What the exercise asks: Read the records and gather each line that includes "Accuracy".

Input for this task:
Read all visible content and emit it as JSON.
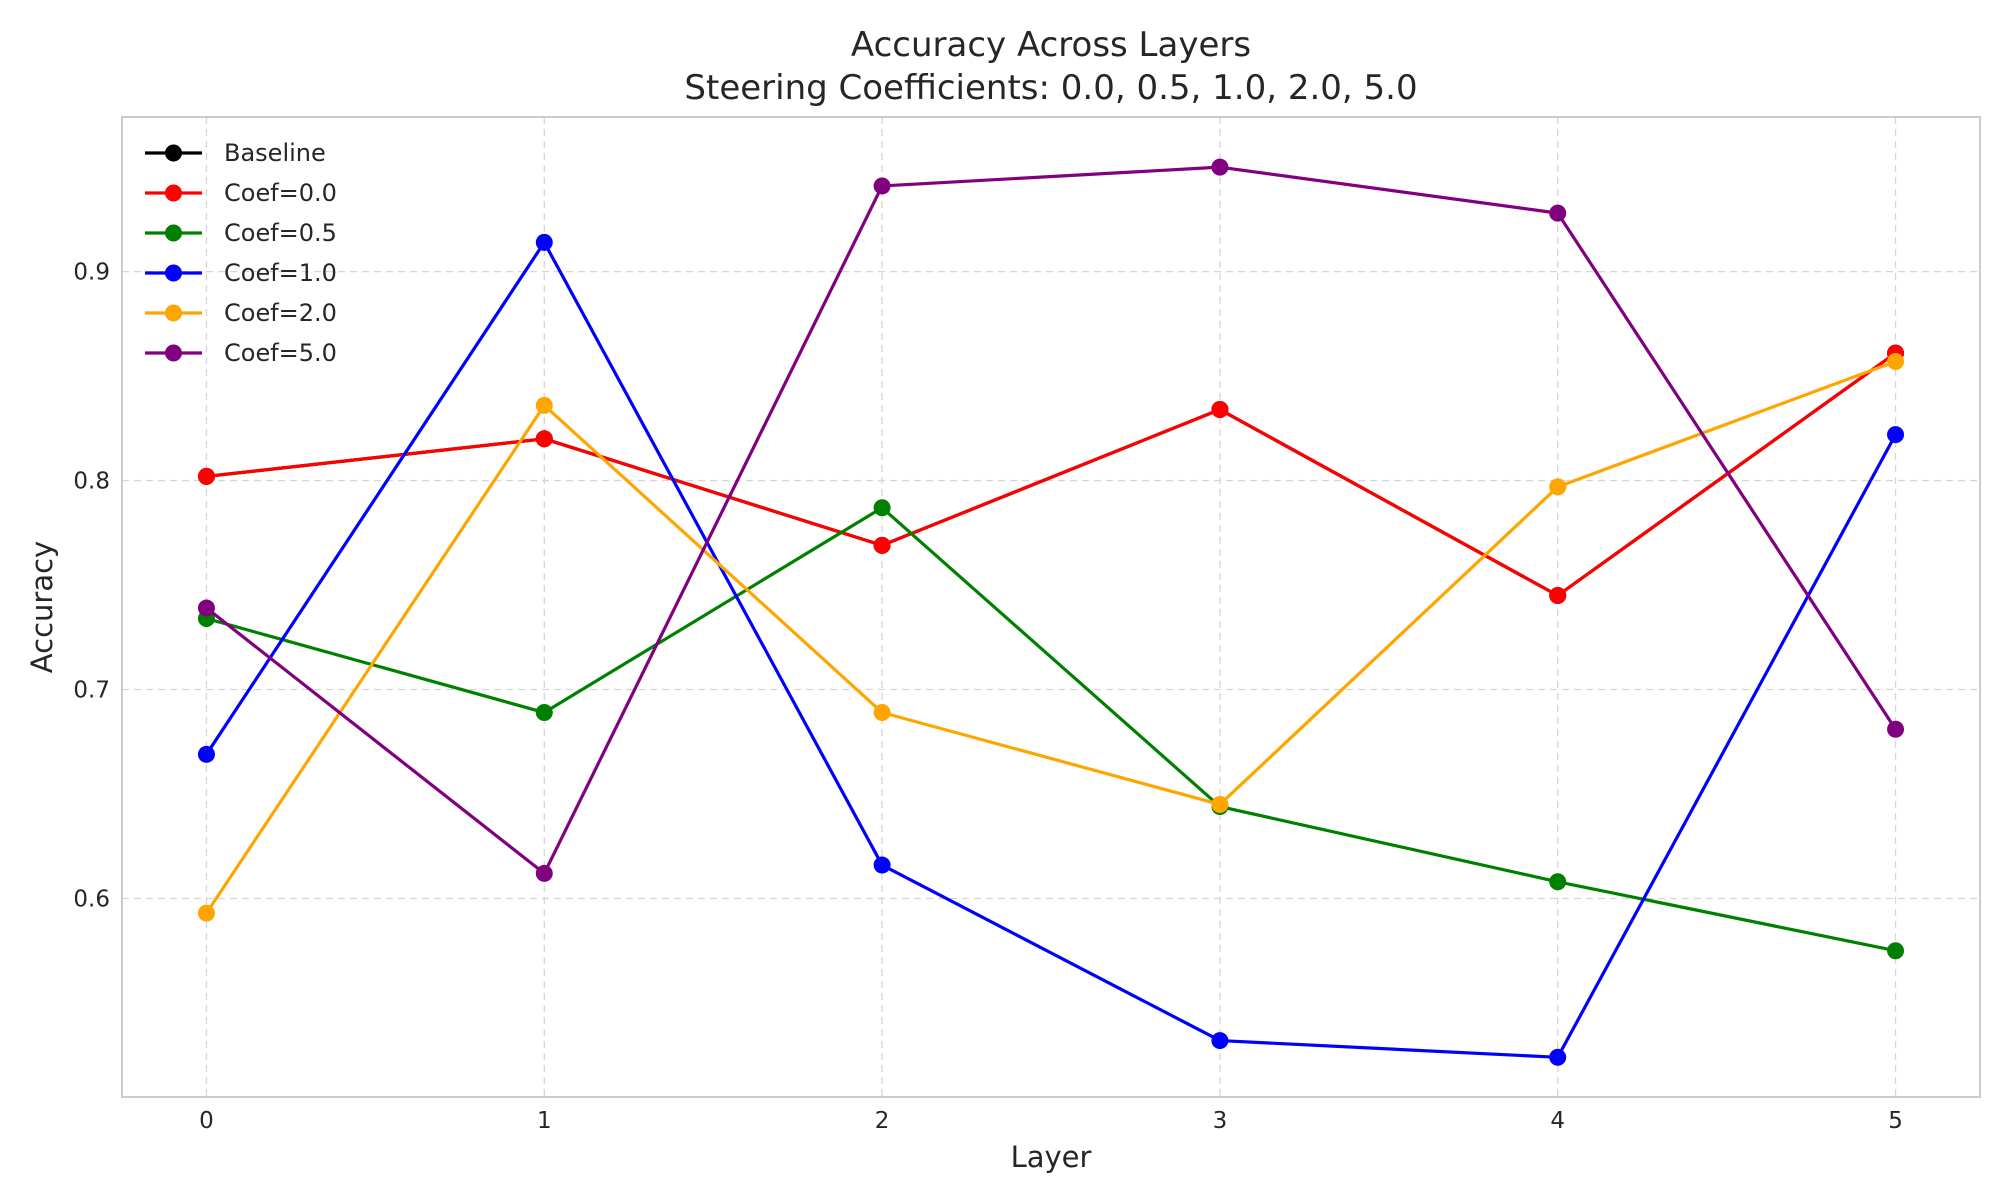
{
  "chart_data": {
    "type": "line",
    "title": "Accuracy Across Layers",
    "subtitle": "Steering Coefficients: 0.0, 0.5, 1.0, 2.0, 5.0",
    "xlabel": "Layer",
    "ylabel": "Accuracy",
    "x": [
      0,
      1,
      2,
      3,
      4,
      5
    ],
    "x_tick_labels": [
      "0",
      "1",
      "2",
      "3",
      "4",
      "5"
    ],
    "y_ticks": [
      0.6,
      0.7,
      0.8,
      0.9
    ],
    "y_tick_labels": [
      "0.6",
      "0.7",
      "0.8",
      "0.9"
    ],
    "xlim": [
      -0.25,
      5.25
    ],
    "ylim": [
      0.505,
      0.974
    ],
    "grid": true,
    "legend_position": "top-left",
    "series": [
      {
        "name": "Baseline",
        "color": "#000000",
        "values": [
          0.802,
          0.82,
          0.769,
          0.834,
          0.745,
          0.861
        ]
      },
      {
        "name": "Coef=0.0",
        "color": "#ff0000",
        "values": [
          0.802,
          0.82,
          0.769,
          0.834,
          0.745,
          0.861
        ]
      },
      {
        "name": "Coef=0.5",
        "color": "#008000",
        "values": [
          0.734,
          0.689,
          0.787,
          0.644,
          0.608,
          0.575
        ]
      },
      {
        "name": "Coef=1.0",
        "color": "#0000ff",
        "values": [
          0.669,
          0.914,
          0.616,
          0.532,
          0.524,
          0.822
        ]
      },
      {
        "name": "Coef=2.0",
        "color": "#ffa500",
        "values": [
          0.593,
          0.836,
          0.689,
          0.645,
          0.797,
          0.857
        ]
      },
      {
        "name": "Coef=5.0",
        "color": "#800080",
        "values": [
          0.739,
          0.612,
          0.941,
          0.95,
          0.928,
          0.681
        ]
      }
    ]
  }
}
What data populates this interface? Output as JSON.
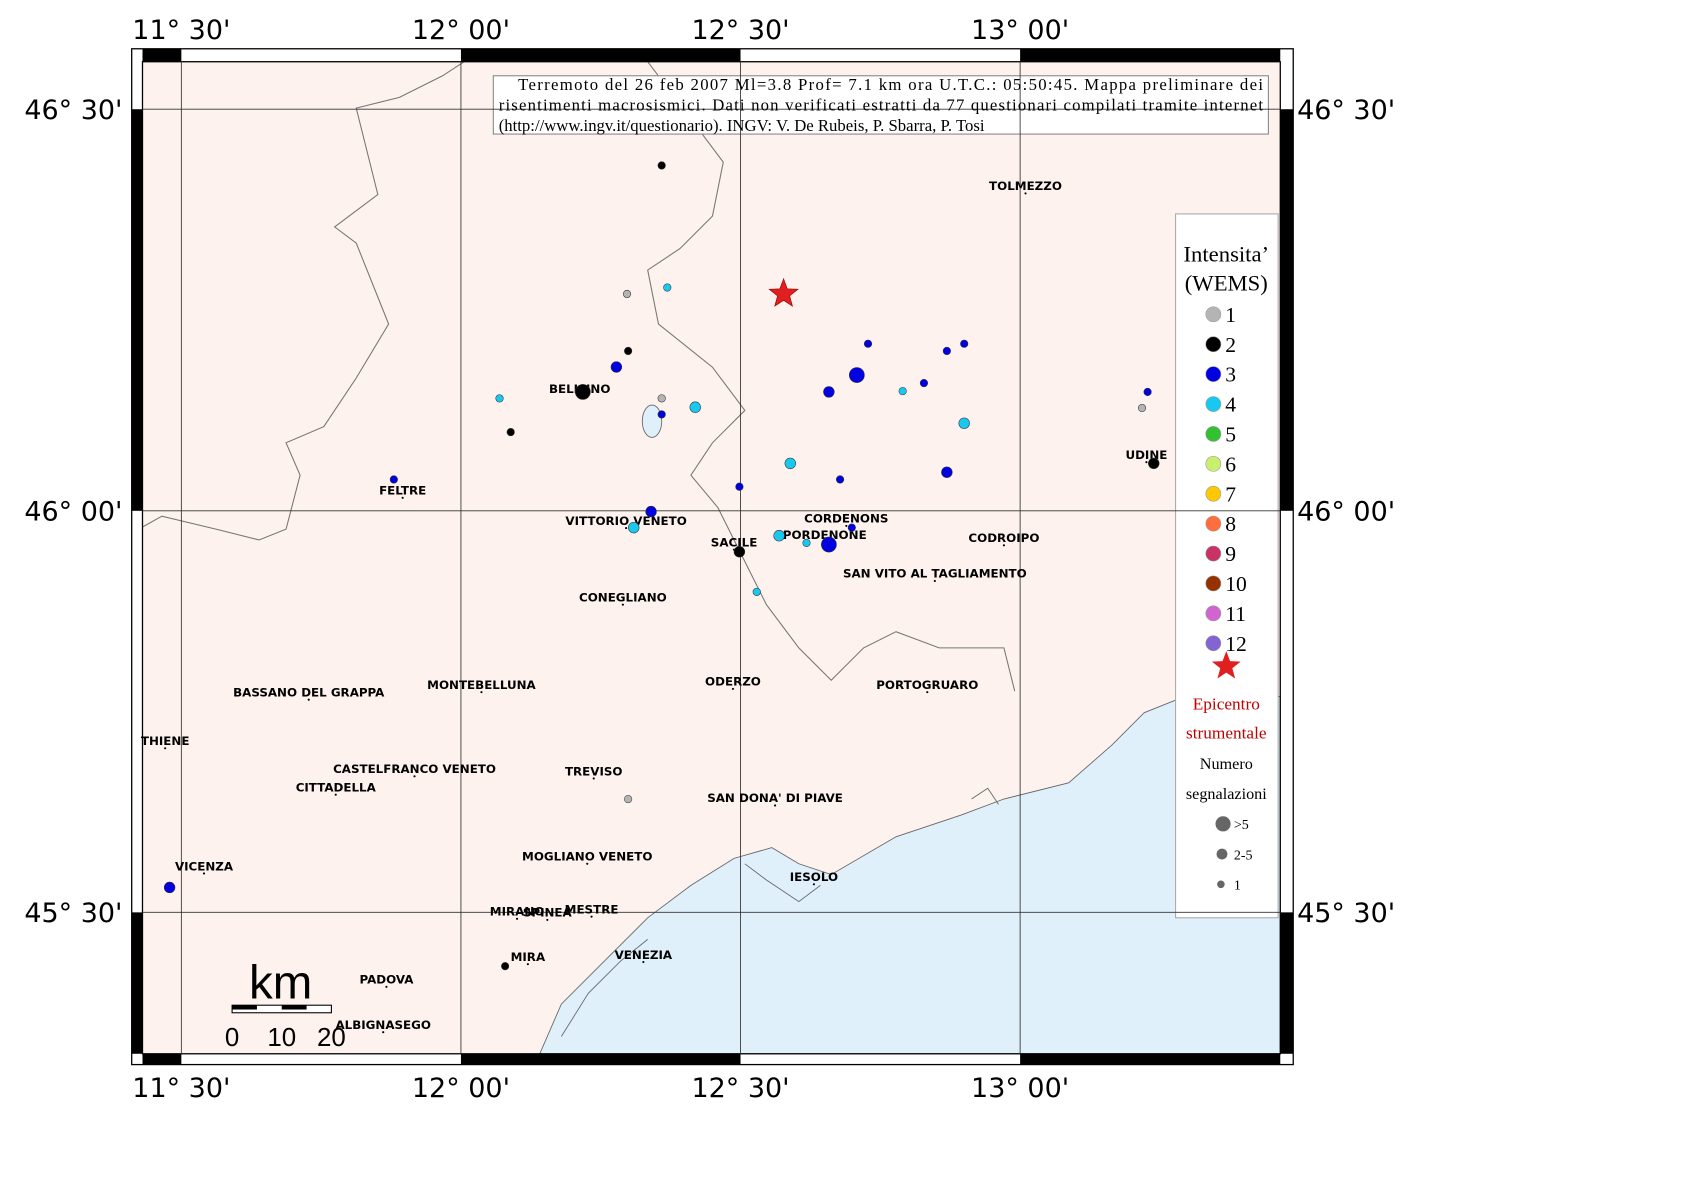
{
  "map": {
    "lon_ticks": [
      {
        "value": 11.5,
        "label": "11° 30'"
      },
      {
        "value": 12,
        "label": "12° 00'"
      },
      {
        "value": 12.5,
        "label": "12° 30'"
      },
      {
        "value": 13,
        "label": "13° 00'"
      }
    ],
    "lat_ticks": [
      {
        "value": 46.5,
        "label": "46° 30'"
      },
      {
        "value": 46,
        "label": "46° 00'"
      },
      {
        "value": 45.5,
        "label": "45° 30'"
      }
    ],
    "title_lines": [
      "Terremoto del 26 feb 2007 Ml=3.8 Prof= 7.1 km ora U.T.C.: 05:50:45.  Mappa preliminare dei",
      "risentimenti macrosismici.   Dati non verificati estratti da 77 questionari compilati tramite internet",
      "(http://www.ingv.it/questionario).   INGV: V.  De Rubeis, P.  Sbarra, P.  Tosi"
    ],
    "cities": [
      "BELLUNO",
      "FELTRE",
      "VITTORIO VENETO",
      "SACILE",
      "CORDENONS",
      "PORDENONE",
      "CODROIPO",
      "SAN VITO AL TAGLIAMENTO",
      "CONEGLIANO",
      "TOLMEZZO",
      "UDINE",
      "BASSANO DEL GRAPPA",
      "MONTEBELLUNA",
      "ODERZO",
      "PORTOGRUARO",
      "THIENE",
      "CASTELFRANCO VENETO",
      "CITTADELLA",
      "TREVISO",
      "SAN DONA' DI PIAVE",
      "VICENZA",
      "MOGLIANO VENETO",
      "IESOLO",
      "MIRANO",
      "SPINEA",
      "MESTRE",
      "MIRA",
      "VENEZIA",
      "PADOVA",
      "ALBIGNASEGO"
    ],
    "epicenter": {
      "lon": 12.577,
      "lat": 46.27
    },
    "points": [
      {
        "lon": 12.359,
        "lat": 46.43,
        "intensity": 2,
        "reports": "1"
      },
      {
        "lon": 12.297,
        "lat": 46.27,
        "intensity": 1,
        "reports": "1"
      },
      {
        "lon": 12.369,
        "lat": 46.278,
        "intensity": 4,
        "reports": "1"
      },
      {
        "lon": 12.299,
        "lat": 46.199,
        "intensity": 2,
        "reports": "1"
      },
      {
        "lon": 12.278,
        "lat": 46.179,
        "intensity": 3,
        "reports": "2-5"
      },
      {
        "lon": 12.218,
        "lat": 46.148,
        "intensity": 2,
        "reports": ">5"
      },
      {
        "lon": 12.359,
        "lat": 46.14,
        "intensity": 1,
        "reports": "1"
      },
      {
        "lon": 12.359,
        "lat": 46.12,
        "intensity": 3,
        "reports": "1"
      },
      {
        "lon": 12.419,
        "lat": 46.129,
        "intensity": 4,
        "reports": "2-5"
      },
      {
        "lon": 12.069,
        "lat": 46.14,
        "intensity": 4,
        "reports": "1"
      },
      {
        "lon": 12.089,
        "lat": 46.098,
        "intensity": 2,
        "reports": "1"
      },
      {
        "lon": 11.88,
        "lat": 46.039,
        "intensity": 3,
        "reports": "1"
      },
      {
        "lon": 12.34,
        "lat": 45.999,
        "intensity": 3,
        "reports": "2-5"
      },
      {
        "lon": 12.309,
        "lat": 45.979,
        "intensity": 4,
        "reports": "2-5"
      },
      {
        "lon": 12.498,
        "lat": 46.03,
        "intensity": 3,
        "reports": "1"
      },
      {
        "lon": 12.498,
        "lat": 45.949,
        "intensity": 2,
        "reports": "2-5"
      },
      {
        "lon": 12.529,
        "lat": 45.899,
        "intensity": 4,
        "reports": "1"
      },
      {
        "lon": 12.569,
        "lat": 45.969,
        "intensity": 4,
        "reports": "2-5"
      },
      {
        "lon": 12.618,
        "lat": 45.96,
        "intensity": 4,
        "reports": "1"
      },
      {
        "lon": 12.658,
        "lat": 45.958,
        "intensity": 3,
        "reports": ">5"
      },
      {
        "lon": 12.699,
        "lat": 45.979,
        "intensity": 3,
        "reports": "1"
      },
      {
        "lon": 12.589,
        "lat": 46.059,
        "intensity": 4,
        "reports": "2-5"
      },
      {
        "lon": 12.678,
        "lat": 46.039,
        "intensity": 3,
        "reports": "1"
      },
      {
        "lon": 12.658,
        "lat": 46.148,
        "intensity": 3,
        "reports": "2-5"
      },
      {
        "lon": 12.708,
        "lat": 46.169,
        "intensity": 3,
        "reports": ">5"
      },
      {
        "lon": 12.728,
        "lat": 46.208,
        "intensity": 3,
        "reports": "1"
      },
      {
        "lon": 12.79,
        "lat": 46.149,
        "intensity": 4,
        "reports": "1"
      },
      {
        "lon": 12.828,
        "lat": 46.159,
        "intensity": 3,
        "reports": "1"
      },
      {
        "lon": 12.869,
        "lat": 46.199,
        "intensity": 3,
        "reports": "1"
      },
      {
        "lon": 12.9,
        "lat": 46.208,
        "intensity": 3,
        "reports": "1"
      },
      {
        "lon": 12.9,
        "lat": 46.109,
        "intensity": 4,
        "reports": "2-5"
      },
      {
        "lon": 12.869,
        "lat": 46.048,
        "intensity": 3,
        "reports": "2-5"
      },
      {
        "lon": 13.228,
        "lat": 46.148,
        "intensity": 3,
        "reports": "1"
      },
      {
        "lon": 13.218,
        "lat": 46.128,
        "intensity": 1,
        "reports": "1"
      },
      {
        "lon": 13.239,
        "lat": 46.059,
        "intensity": 2,
        "reports": "2-5"
      },
      {
        "lon": 12.299,
        "lat": 45.641,
        "intensity": 1,
        "reports": "1"
      },
      {
        "lon": 12.079,
        "lat": 45.433,
        "intensity": 2,
        "reports": "1"
      },
      {
        "lon": 11.479,
        "lat": 45.531,
        "intensity": 3,
        "reports": "2-5"
      }
    ],
    "legend": {
      "title": [
        "Intensita’",
        "(WEMS)"
      ],
      "intensities": [
        {
          "value": 1,
          "color": "#b4b4b4"
        },
        {
          "value": 2,
          "color": "#000000"
        },
        {
          "value": 3,
          "color": "#0000e0"
        },
        {
          "value": 4,
          "color": "#19c8f0"
        },
        {
          "value": 5,
          "color": "#33c033"
        },
        {
          "value": 6,
          "color": "#c8f06e"
        },
        {
          "value": 7,
          "color": "#ffc800"
        },
        {
          "value": 8,
          "color": "#ff6e3c"
        },
        {
          "value": 9,
          "color": "#c83264"
        },
        {
          "value": 10,
          "color": "#963200"
        },
        {
          "value": 11,
          "color": "#d264d2"
        },
        {
          "value": 12,
          "color": "#8264d2"
        }
      ],
      "epicenter_label": [
        "Epicentro",
        "strumentale"
      ],
      "size_title": [
        "Numero",
        "segnalazioni"
      ],
      "sizes": [
        ">5",
        "2-5",
        "1"
      ]
    },
    "scale": {
      "unit": "km",
      "labels": [
        "0",
        "10",
        "20"
      ]
    }
  }
}
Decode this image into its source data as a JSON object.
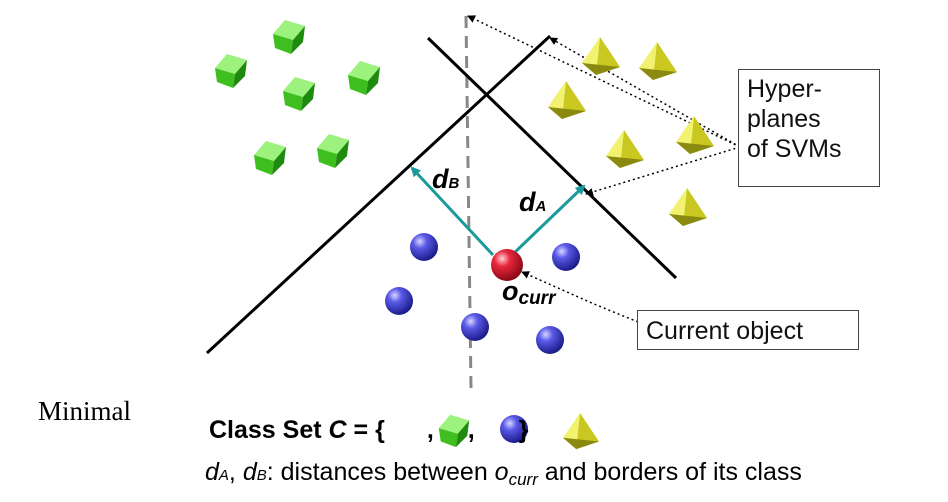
{
  "labels": {
    "d_b": "d",
    "d_b_sub": "B",
    "d_a": "d",
    "d_a_sub": "A",
    "o_curr": "o",
    "o_curr_sub": "curr"
  },
  "hyperplanes_box": [
    "Hyper-",
    "planes",
    "of SVMs"
  ],
  "current_object_box": "Current object",
  "minimal_label": "Minimal",
  "class_set": {
    "prefix": "Class Set ",
    "var": "C",
    "eq": " = {",
    "sep": ",",
    "close": "}"
  },
  "caption": {
    "dA": "d",
    "dA_sub": "A",
    "comma": ", ",
    "dB": "d",
    "dB_sub": "B",
    "colon": ": distances between ",
    "o": "o",
    "o_sub": "curr",
    "rest": " and borders of its class"
  },
  "colors": {
    "cube": "#44cc22",
    "sphere": "#4a4ad8",
    "current_object": "#e8283c",
    "pyramid": "#cccc22",
    "distance_arrow": "#1a9a9a"
  }
}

Output for this exercise:
    "title": "Accuracy Across Layers",
    "ylabel": "Accuracy",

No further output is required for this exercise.